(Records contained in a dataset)
────
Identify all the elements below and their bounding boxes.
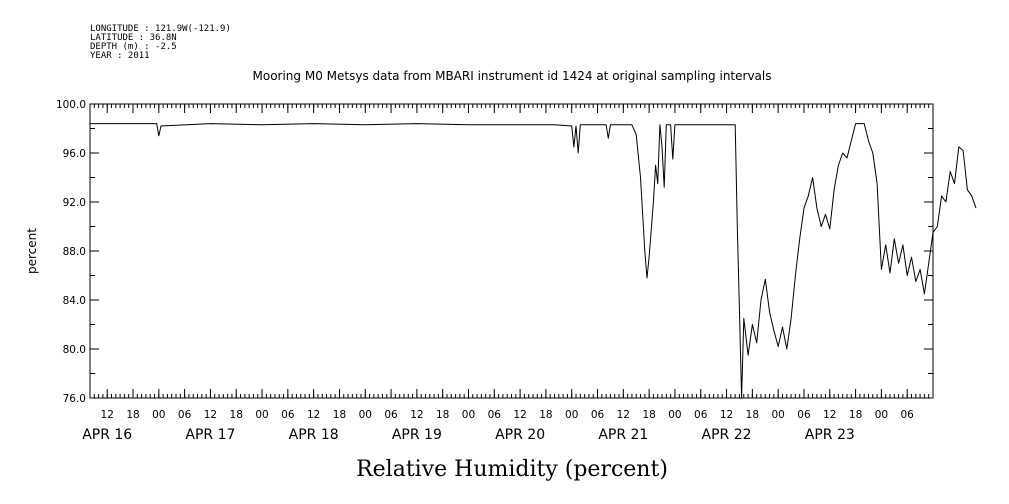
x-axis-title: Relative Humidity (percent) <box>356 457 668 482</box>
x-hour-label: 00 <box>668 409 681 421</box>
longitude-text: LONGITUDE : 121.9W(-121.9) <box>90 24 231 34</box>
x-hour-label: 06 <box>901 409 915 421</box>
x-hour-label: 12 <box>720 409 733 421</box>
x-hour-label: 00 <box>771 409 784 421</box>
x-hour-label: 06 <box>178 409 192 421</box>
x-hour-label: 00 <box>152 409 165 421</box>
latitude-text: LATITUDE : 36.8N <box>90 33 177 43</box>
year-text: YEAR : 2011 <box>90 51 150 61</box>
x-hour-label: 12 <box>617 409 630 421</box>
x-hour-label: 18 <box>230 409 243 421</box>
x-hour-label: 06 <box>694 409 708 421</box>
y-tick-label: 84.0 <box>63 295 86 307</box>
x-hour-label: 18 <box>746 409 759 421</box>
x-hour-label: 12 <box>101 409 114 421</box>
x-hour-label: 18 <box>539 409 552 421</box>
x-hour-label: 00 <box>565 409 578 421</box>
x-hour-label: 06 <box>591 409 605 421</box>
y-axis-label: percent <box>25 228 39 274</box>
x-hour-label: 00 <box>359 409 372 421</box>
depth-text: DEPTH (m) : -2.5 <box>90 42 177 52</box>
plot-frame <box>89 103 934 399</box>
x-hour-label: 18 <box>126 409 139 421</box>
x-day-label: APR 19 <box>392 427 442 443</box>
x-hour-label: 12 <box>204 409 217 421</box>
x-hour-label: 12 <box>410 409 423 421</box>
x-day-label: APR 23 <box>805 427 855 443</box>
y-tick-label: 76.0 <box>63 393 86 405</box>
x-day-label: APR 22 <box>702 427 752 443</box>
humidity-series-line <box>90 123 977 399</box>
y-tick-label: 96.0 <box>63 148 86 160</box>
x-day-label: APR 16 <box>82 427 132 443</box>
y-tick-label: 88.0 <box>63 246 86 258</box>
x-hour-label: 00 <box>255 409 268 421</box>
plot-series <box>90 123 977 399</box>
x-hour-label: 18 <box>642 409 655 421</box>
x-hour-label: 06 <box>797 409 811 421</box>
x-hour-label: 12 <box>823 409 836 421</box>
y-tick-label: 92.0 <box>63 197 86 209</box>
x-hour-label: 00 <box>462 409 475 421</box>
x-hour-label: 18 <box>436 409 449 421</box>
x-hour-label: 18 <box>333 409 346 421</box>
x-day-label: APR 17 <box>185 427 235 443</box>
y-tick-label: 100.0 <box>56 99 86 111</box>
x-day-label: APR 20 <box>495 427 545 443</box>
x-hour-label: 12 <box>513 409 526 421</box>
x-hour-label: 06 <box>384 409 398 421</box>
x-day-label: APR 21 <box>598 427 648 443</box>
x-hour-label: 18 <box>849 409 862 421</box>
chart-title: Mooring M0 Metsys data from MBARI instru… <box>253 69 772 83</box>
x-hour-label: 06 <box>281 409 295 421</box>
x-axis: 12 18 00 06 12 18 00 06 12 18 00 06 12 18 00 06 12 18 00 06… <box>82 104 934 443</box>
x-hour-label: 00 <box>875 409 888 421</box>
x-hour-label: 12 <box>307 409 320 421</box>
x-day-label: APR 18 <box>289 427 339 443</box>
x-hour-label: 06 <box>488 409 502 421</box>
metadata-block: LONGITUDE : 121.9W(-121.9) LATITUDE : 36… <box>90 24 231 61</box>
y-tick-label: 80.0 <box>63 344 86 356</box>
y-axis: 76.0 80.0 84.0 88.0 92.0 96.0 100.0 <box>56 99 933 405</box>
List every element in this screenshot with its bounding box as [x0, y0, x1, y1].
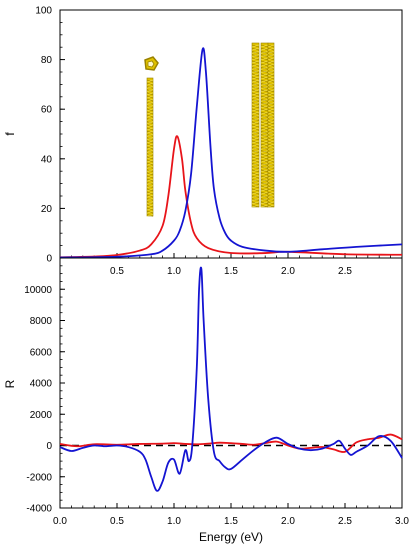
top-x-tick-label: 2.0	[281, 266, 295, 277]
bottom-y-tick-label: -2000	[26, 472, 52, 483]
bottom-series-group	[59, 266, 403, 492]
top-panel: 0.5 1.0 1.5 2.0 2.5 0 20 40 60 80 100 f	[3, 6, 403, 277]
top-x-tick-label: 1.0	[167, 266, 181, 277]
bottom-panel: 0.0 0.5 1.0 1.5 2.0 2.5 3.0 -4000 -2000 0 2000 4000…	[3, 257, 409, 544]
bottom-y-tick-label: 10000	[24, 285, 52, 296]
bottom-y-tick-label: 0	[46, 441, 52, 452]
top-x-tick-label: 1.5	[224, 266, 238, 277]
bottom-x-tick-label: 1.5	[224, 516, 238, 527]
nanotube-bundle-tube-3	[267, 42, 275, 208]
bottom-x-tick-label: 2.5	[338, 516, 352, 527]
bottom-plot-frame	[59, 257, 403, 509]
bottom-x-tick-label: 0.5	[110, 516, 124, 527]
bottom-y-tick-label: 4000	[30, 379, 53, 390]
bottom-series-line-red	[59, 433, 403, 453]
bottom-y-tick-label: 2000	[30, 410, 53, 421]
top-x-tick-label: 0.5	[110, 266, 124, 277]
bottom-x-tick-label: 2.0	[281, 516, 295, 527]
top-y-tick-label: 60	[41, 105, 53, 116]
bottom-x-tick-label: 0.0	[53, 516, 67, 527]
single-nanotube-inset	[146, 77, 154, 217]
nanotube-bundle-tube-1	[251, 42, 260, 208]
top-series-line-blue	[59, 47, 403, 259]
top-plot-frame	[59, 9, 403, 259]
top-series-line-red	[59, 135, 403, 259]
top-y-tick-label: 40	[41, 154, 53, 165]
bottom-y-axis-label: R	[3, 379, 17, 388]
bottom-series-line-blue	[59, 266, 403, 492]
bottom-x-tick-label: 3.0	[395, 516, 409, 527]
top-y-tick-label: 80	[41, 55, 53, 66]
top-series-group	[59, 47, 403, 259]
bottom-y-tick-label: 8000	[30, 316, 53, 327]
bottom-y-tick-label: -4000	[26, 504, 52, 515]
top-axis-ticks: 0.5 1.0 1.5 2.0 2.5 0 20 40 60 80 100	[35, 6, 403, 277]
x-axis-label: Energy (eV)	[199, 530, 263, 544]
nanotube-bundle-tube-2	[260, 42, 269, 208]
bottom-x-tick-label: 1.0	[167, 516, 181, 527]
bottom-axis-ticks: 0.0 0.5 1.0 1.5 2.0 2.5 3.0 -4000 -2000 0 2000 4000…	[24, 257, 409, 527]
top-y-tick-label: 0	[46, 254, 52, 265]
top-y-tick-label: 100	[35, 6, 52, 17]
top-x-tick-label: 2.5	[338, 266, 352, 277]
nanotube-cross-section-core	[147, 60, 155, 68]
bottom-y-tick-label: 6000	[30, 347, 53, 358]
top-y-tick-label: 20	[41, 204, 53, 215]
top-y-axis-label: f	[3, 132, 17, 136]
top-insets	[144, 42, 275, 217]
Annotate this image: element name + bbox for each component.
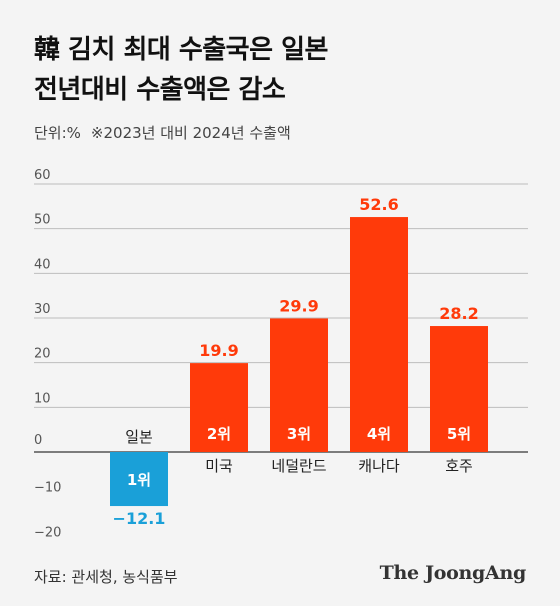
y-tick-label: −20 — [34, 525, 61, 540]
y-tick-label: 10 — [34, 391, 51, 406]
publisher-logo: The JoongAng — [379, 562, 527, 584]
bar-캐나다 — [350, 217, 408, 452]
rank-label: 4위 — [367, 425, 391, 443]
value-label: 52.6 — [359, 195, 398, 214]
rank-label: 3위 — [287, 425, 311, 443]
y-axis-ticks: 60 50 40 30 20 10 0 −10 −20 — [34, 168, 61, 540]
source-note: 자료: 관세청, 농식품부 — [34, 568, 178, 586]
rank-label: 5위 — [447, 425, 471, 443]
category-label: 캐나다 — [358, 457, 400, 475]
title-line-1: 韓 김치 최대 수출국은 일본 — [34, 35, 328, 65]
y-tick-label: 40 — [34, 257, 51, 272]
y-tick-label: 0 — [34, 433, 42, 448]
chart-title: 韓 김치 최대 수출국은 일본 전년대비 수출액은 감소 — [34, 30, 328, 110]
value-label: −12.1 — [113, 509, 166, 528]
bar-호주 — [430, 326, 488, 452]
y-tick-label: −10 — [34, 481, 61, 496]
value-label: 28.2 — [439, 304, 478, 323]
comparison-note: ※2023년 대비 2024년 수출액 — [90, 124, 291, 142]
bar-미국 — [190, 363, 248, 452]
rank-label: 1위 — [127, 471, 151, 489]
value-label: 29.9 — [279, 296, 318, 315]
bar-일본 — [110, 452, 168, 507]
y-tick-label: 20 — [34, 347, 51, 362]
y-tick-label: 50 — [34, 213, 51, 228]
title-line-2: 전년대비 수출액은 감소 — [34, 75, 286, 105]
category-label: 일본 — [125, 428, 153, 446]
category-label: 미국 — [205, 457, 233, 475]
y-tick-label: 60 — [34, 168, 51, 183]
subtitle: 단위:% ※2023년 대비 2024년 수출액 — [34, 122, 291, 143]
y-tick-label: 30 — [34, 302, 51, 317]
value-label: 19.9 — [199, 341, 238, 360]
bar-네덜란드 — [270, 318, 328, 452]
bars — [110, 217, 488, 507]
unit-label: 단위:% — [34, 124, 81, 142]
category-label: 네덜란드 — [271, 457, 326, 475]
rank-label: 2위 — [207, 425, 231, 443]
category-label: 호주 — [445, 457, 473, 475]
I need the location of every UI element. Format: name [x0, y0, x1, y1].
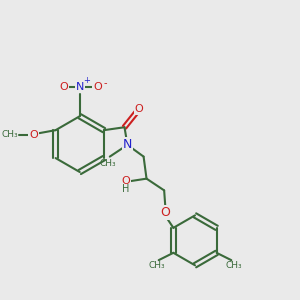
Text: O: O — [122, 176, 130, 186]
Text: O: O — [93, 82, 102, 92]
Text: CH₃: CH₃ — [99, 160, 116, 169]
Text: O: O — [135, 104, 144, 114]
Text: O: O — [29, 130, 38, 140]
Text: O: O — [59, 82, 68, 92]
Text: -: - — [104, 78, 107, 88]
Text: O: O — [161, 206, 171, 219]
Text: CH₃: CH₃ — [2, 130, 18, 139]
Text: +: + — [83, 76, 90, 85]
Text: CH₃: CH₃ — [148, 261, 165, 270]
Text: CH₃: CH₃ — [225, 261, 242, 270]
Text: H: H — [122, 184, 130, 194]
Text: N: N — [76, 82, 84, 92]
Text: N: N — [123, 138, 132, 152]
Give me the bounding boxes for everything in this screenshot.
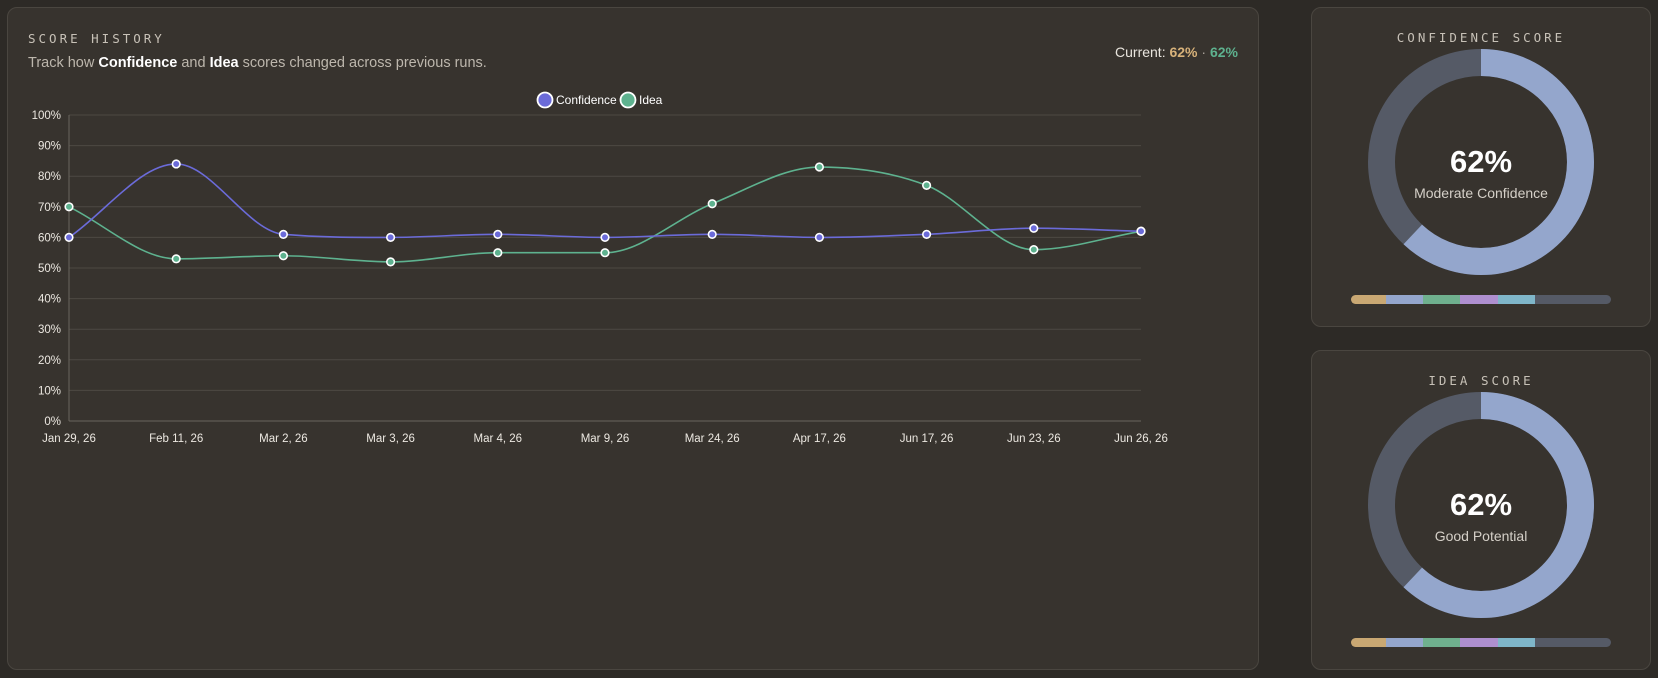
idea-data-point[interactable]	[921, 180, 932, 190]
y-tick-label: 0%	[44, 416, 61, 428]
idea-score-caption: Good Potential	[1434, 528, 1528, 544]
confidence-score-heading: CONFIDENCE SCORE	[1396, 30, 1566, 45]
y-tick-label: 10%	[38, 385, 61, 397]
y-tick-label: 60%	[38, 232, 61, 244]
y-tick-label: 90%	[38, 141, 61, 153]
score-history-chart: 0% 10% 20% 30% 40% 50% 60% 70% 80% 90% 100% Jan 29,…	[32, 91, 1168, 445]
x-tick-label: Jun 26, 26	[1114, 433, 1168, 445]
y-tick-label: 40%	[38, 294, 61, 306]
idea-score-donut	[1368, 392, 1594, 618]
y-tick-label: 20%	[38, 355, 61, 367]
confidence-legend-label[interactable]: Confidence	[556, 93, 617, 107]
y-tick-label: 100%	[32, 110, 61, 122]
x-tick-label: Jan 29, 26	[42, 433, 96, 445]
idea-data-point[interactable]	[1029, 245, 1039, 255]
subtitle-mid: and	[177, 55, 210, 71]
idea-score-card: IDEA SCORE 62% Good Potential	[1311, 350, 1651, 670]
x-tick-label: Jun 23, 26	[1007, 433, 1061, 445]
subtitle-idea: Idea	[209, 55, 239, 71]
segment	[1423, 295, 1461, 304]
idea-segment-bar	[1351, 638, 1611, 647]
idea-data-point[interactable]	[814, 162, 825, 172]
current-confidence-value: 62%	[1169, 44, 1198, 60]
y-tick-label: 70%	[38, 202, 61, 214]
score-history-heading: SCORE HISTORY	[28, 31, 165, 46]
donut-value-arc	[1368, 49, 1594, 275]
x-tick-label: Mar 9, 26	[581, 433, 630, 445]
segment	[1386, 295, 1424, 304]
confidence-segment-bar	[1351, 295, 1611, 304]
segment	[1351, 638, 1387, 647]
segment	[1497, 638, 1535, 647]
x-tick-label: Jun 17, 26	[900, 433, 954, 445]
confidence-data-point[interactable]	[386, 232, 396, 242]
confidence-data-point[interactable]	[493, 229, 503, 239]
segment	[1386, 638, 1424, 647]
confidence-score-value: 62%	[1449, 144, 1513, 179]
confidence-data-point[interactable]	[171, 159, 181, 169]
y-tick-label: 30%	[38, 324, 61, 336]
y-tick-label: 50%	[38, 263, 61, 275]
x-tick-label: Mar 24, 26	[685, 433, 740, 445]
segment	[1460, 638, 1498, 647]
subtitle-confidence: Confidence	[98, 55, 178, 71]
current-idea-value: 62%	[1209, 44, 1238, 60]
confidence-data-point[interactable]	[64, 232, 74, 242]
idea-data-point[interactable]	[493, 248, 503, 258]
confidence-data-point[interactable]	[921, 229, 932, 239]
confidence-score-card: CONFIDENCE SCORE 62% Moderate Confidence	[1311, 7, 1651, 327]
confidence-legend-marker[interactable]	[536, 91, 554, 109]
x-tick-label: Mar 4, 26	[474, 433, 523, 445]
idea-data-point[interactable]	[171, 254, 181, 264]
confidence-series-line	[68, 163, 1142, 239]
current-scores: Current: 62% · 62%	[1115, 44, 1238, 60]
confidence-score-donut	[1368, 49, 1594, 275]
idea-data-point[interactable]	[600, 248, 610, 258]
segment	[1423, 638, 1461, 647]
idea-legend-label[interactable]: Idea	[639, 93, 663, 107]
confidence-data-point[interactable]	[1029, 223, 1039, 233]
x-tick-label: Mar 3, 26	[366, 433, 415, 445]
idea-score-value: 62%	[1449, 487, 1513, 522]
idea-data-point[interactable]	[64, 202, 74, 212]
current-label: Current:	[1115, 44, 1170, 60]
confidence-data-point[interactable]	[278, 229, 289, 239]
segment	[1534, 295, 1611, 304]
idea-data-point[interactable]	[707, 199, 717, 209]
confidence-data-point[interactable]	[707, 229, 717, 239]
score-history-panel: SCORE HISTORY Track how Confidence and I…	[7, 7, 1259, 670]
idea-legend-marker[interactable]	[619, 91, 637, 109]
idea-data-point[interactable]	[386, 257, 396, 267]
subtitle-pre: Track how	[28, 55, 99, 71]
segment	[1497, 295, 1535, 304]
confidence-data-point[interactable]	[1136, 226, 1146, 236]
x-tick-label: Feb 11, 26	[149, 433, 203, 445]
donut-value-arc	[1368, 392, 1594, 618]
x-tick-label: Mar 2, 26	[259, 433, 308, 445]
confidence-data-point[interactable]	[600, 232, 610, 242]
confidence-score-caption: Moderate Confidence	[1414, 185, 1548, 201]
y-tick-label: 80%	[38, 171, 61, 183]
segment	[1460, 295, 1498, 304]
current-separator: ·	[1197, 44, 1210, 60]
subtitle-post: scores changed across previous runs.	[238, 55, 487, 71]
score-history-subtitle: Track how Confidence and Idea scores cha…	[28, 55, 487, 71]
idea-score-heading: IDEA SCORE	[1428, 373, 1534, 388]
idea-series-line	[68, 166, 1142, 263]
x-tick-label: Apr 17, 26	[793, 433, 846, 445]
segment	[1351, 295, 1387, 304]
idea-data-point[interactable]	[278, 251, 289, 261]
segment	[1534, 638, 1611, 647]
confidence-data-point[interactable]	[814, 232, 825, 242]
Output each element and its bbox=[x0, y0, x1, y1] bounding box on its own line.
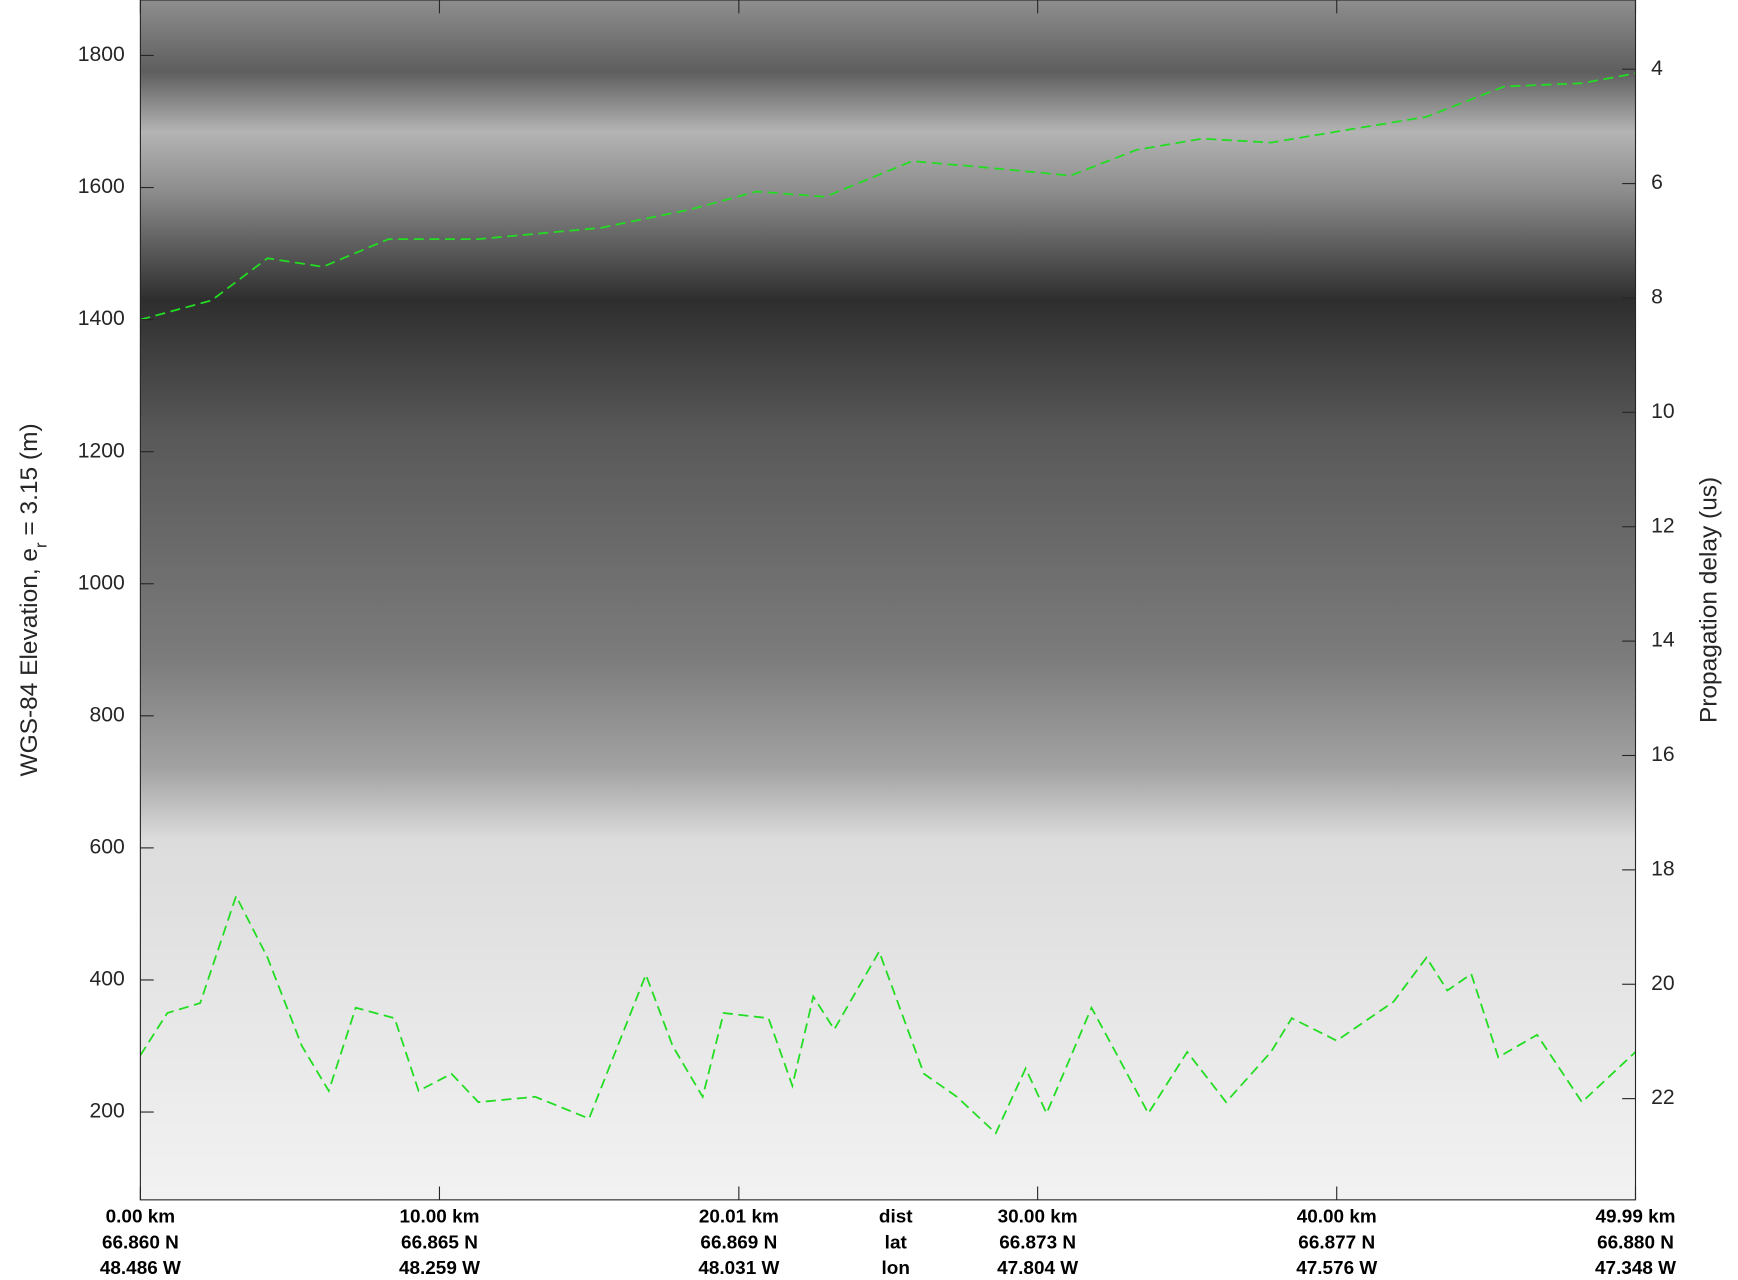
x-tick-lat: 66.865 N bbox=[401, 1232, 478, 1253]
────
§ **TASK**
Show each line from the entries above that contains the word "ticks", treating uppercase and lowercase as different.

§ **RESPONSE TO THIS TASK**
top-axis-ticks: 0.5 1.0 1.5 2.0 2.5 0 20 40 60 80 100	[35, 6, 403, 277]
bottom-axis-ticks: 0.0 0.5 1.0 1.5 2.0 2.5 3.0 -4000 -2000 0 2000 4000…	[24, 257, 409, 527]
y-axis-ticks: 60 50 40 30 20 10 0 −10 −20 — [34, 168, 61, 540]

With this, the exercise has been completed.